Short exercise
Copy out each line of the material in which the word "image" appears.

Material
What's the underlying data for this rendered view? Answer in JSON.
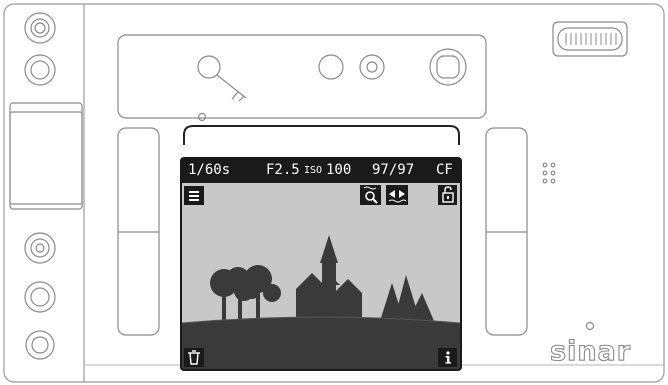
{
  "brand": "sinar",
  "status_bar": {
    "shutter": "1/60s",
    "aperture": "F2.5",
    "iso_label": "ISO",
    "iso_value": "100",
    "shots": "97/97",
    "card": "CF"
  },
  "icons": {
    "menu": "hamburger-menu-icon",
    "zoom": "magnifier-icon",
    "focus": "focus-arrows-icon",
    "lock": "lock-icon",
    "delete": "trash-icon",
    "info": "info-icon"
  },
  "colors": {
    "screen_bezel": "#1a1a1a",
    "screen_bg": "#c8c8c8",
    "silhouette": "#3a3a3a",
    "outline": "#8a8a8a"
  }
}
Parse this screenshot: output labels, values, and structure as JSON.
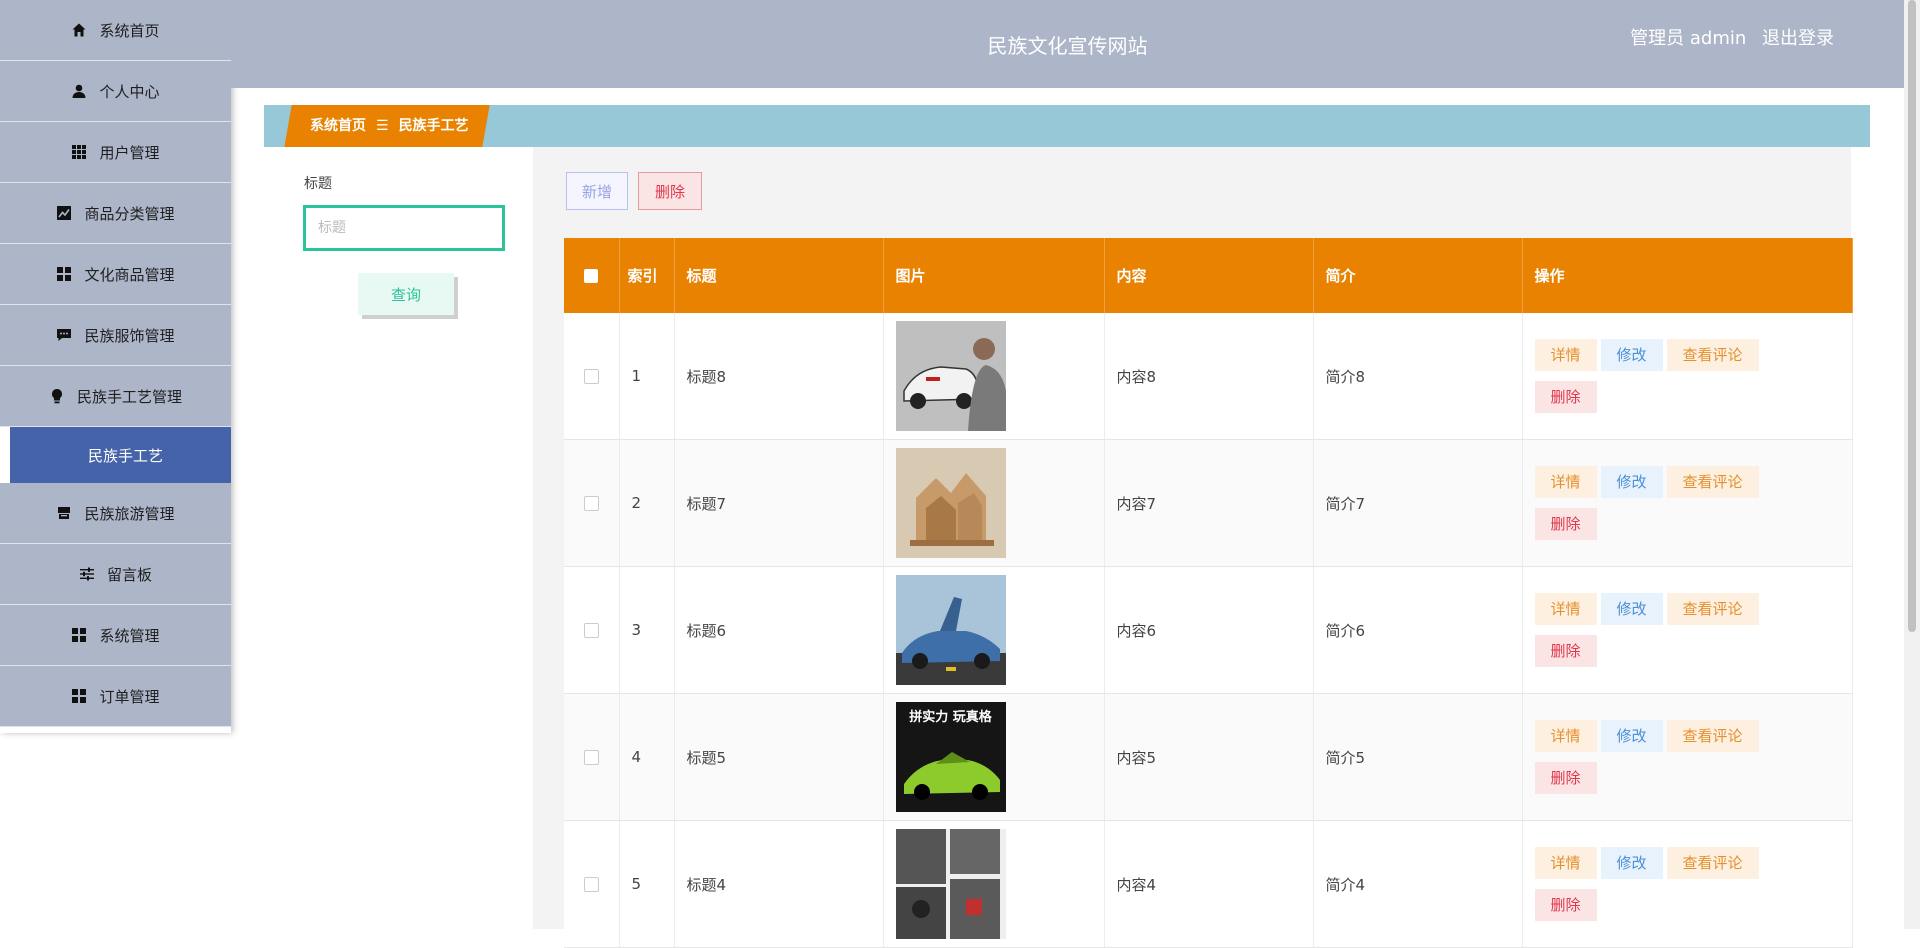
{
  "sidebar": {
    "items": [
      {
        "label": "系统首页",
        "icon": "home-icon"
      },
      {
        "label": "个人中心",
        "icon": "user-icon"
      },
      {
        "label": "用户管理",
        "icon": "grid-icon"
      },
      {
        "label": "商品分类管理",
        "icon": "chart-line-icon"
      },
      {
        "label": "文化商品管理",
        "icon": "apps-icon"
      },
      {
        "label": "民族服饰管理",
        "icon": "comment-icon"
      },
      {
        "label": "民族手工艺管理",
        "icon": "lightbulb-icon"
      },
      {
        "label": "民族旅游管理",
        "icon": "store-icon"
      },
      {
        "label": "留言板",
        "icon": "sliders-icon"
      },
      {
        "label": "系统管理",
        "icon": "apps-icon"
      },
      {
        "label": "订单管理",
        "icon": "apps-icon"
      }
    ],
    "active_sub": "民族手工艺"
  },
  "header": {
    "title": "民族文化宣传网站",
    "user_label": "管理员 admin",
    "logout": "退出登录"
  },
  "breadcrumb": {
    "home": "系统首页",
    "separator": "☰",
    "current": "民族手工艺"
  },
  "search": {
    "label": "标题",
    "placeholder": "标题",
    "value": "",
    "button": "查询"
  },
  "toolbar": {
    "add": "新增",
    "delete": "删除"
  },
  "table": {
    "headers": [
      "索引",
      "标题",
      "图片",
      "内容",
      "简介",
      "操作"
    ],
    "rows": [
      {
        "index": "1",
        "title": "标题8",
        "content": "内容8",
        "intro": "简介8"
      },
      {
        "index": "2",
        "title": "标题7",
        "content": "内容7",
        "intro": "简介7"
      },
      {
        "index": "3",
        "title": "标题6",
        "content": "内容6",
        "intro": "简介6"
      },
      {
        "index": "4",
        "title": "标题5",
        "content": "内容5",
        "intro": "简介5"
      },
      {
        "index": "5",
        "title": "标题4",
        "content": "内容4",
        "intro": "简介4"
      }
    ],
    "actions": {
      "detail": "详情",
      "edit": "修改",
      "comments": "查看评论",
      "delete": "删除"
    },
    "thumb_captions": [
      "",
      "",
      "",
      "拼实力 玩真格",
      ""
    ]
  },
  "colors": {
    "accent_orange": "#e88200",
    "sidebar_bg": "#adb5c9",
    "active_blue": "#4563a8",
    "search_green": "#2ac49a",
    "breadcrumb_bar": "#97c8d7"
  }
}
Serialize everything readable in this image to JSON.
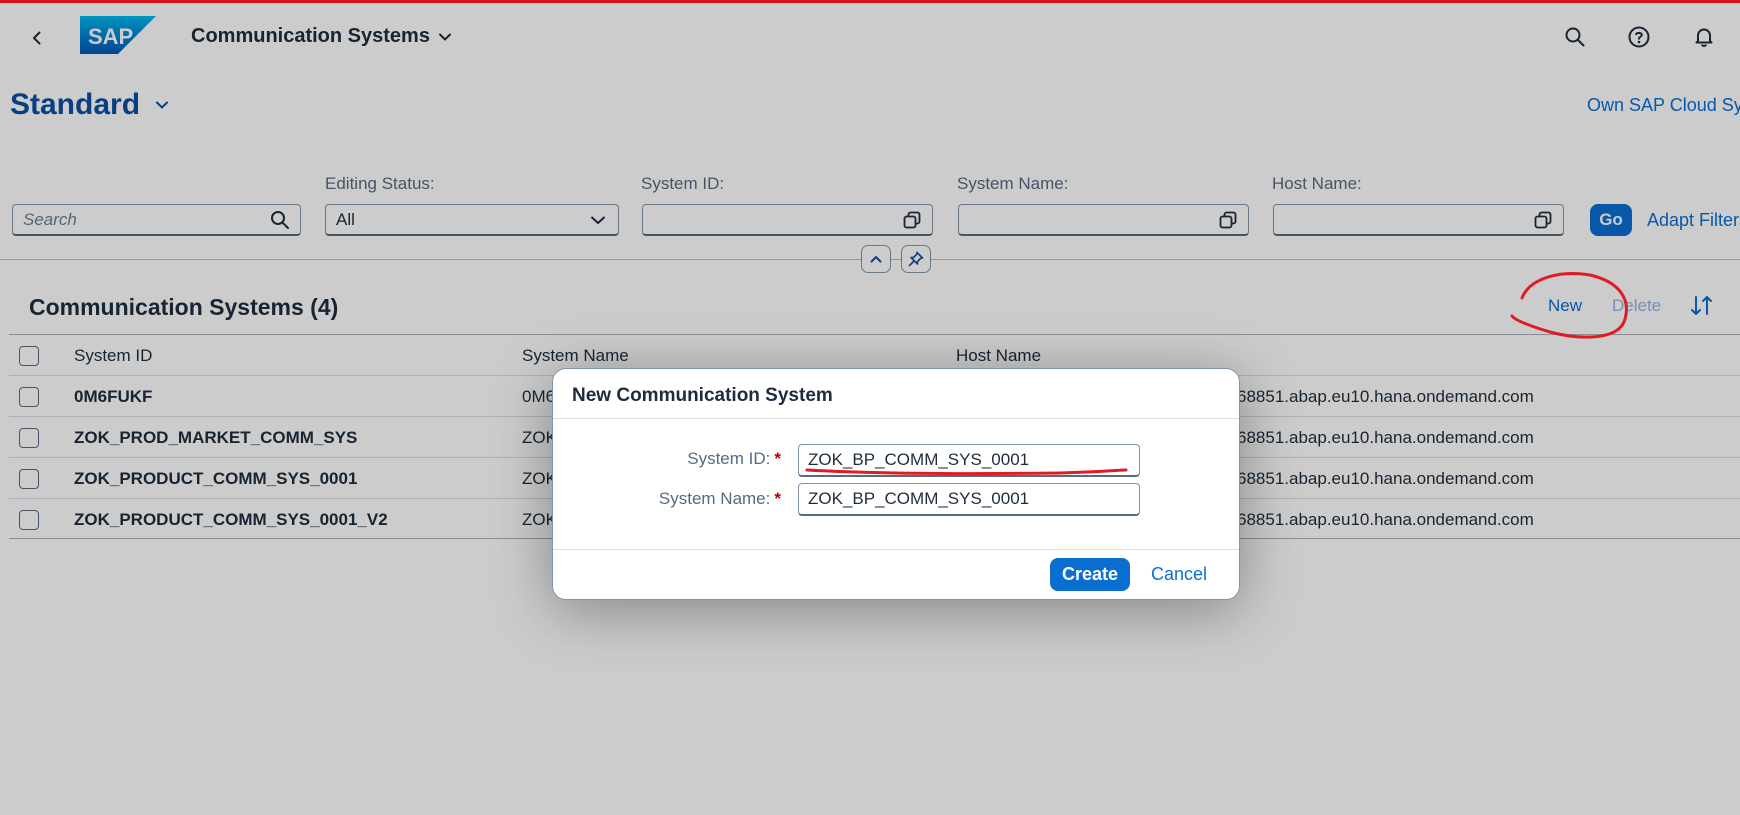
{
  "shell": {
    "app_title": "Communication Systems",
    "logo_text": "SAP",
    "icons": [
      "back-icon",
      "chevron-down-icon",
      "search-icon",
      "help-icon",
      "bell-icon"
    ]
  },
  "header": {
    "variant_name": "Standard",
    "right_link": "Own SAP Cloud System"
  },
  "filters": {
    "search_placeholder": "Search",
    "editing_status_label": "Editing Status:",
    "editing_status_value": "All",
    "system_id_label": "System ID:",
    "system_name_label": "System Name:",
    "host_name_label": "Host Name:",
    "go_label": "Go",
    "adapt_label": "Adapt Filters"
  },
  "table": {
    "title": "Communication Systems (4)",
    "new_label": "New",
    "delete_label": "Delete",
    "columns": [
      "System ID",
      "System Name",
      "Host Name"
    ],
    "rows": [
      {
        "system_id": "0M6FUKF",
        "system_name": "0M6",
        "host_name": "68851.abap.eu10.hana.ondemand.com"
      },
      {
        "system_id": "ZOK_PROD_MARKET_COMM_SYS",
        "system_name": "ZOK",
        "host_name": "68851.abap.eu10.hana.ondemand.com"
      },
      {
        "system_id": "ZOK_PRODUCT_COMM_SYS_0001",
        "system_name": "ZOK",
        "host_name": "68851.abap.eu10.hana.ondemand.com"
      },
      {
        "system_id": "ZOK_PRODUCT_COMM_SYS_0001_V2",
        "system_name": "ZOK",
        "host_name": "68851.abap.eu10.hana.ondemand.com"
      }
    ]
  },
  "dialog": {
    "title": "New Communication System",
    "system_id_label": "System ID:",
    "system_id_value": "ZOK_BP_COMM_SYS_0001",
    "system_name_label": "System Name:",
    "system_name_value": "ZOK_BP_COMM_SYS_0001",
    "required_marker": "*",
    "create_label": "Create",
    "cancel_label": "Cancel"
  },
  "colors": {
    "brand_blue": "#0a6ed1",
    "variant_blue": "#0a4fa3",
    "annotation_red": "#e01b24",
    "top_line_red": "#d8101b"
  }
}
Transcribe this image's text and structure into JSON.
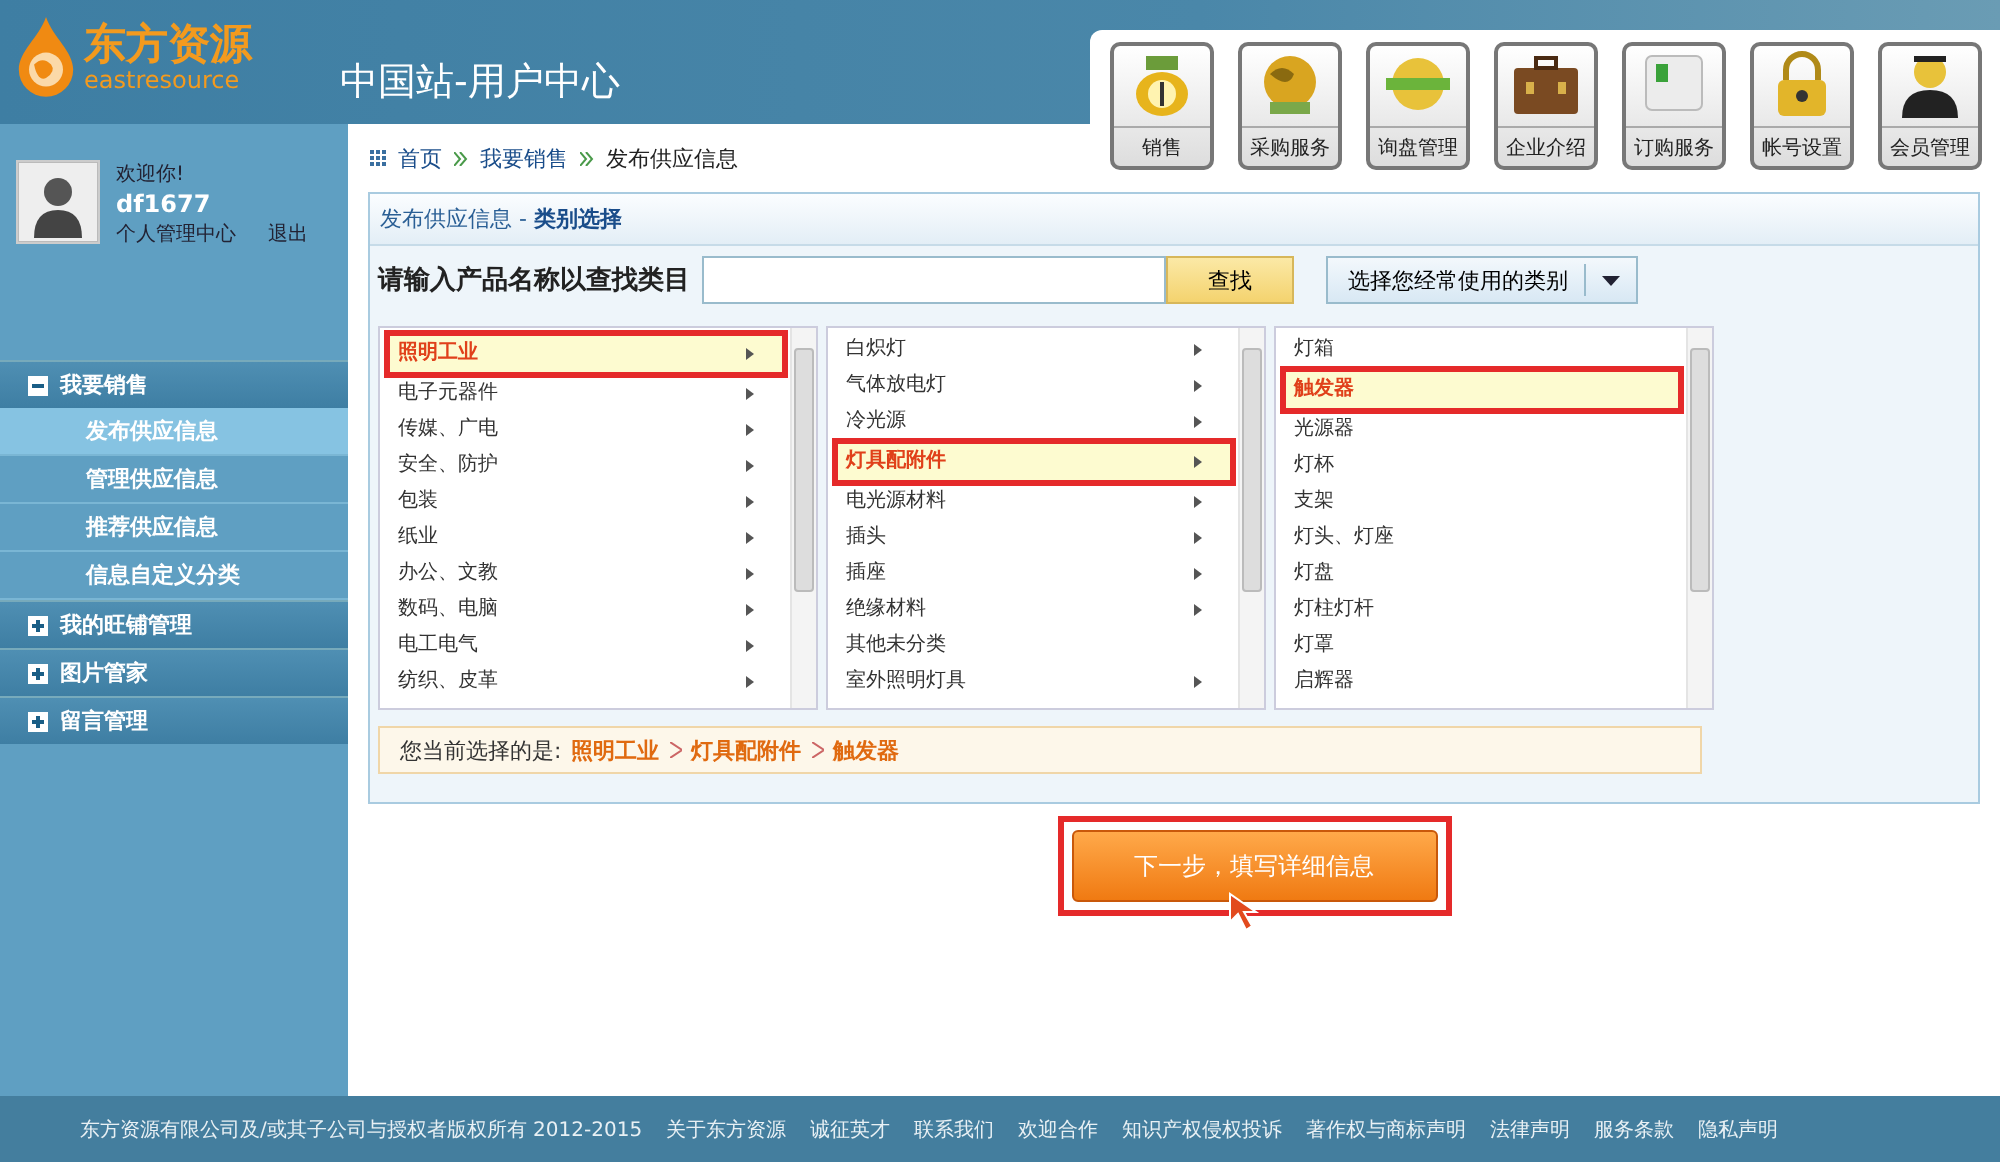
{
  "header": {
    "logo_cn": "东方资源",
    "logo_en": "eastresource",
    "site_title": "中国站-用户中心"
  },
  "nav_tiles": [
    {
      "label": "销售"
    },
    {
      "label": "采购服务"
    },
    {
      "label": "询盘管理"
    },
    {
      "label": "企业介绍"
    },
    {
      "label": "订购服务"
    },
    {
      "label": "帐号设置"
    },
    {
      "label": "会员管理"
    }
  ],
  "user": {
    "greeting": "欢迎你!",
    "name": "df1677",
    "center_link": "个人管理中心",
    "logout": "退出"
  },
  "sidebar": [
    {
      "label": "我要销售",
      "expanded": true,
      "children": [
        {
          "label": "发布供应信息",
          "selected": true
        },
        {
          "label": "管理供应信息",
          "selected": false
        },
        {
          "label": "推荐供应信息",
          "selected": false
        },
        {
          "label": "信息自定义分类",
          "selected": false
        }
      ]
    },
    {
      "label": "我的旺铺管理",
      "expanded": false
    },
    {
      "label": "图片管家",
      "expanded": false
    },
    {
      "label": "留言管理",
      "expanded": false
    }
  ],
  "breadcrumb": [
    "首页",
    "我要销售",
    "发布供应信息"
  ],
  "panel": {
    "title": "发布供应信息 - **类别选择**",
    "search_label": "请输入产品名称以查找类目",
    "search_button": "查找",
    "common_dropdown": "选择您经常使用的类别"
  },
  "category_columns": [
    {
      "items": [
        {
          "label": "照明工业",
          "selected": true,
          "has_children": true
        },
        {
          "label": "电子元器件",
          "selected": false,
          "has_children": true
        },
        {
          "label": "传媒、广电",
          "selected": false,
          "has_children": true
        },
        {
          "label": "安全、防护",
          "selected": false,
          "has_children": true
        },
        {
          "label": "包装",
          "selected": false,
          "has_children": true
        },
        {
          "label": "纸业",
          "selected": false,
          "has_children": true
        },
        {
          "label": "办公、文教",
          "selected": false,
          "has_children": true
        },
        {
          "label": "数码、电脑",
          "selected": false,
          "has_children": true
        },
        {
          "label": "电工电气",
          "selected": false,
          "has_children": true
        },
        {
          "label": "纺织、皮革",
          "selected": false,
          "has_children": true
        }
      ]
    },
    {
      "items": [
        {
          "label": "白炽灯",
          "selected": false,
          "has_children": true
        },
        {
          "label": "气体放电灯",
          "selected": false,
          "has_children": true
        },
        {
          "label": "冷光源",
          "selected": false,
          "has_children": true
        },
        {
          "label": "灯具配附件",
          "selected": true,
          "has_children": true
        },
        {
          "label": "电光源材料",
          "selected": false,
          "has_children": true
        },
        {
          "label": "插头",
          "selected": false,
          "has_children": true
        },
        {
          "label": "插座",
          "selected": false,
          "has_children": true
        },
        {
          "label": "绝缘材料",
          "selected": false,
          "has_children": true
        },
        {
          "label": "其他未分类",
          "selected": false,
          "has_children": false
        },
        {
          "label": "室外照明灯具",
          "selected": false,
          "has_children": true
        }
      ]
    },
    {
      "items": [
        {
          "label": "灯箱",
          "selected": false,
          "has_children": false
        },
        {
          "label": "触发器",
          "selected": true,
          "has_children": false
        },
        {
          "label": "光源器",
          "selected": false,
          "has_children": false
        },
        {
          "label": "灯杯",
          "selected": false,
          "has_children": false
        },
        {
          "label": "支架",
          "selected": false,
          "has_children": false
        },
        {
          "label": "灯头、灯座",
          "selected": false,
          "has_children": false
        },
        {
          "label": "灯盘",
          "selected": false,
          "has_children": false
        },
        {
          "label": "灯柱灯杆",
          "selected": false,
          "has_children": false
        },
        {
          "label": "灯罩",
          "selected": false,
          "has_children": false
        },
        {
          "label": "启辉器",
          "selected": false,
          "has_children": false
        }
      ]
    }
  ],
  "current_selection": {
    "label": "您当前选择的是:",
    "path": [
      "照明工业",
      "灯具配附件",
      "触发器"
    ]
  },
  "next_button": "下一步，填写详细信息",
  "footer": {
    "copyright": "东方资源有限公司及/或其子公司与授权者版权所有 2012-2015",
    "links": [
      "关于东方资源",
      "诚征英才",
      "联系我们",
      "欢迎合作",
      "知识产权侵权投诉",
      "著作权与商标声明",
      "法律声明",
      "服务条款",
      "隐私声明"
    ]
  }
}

Response
Serialize everything readable in this image to JSON.
Transcribe this image's text and structure into JSON.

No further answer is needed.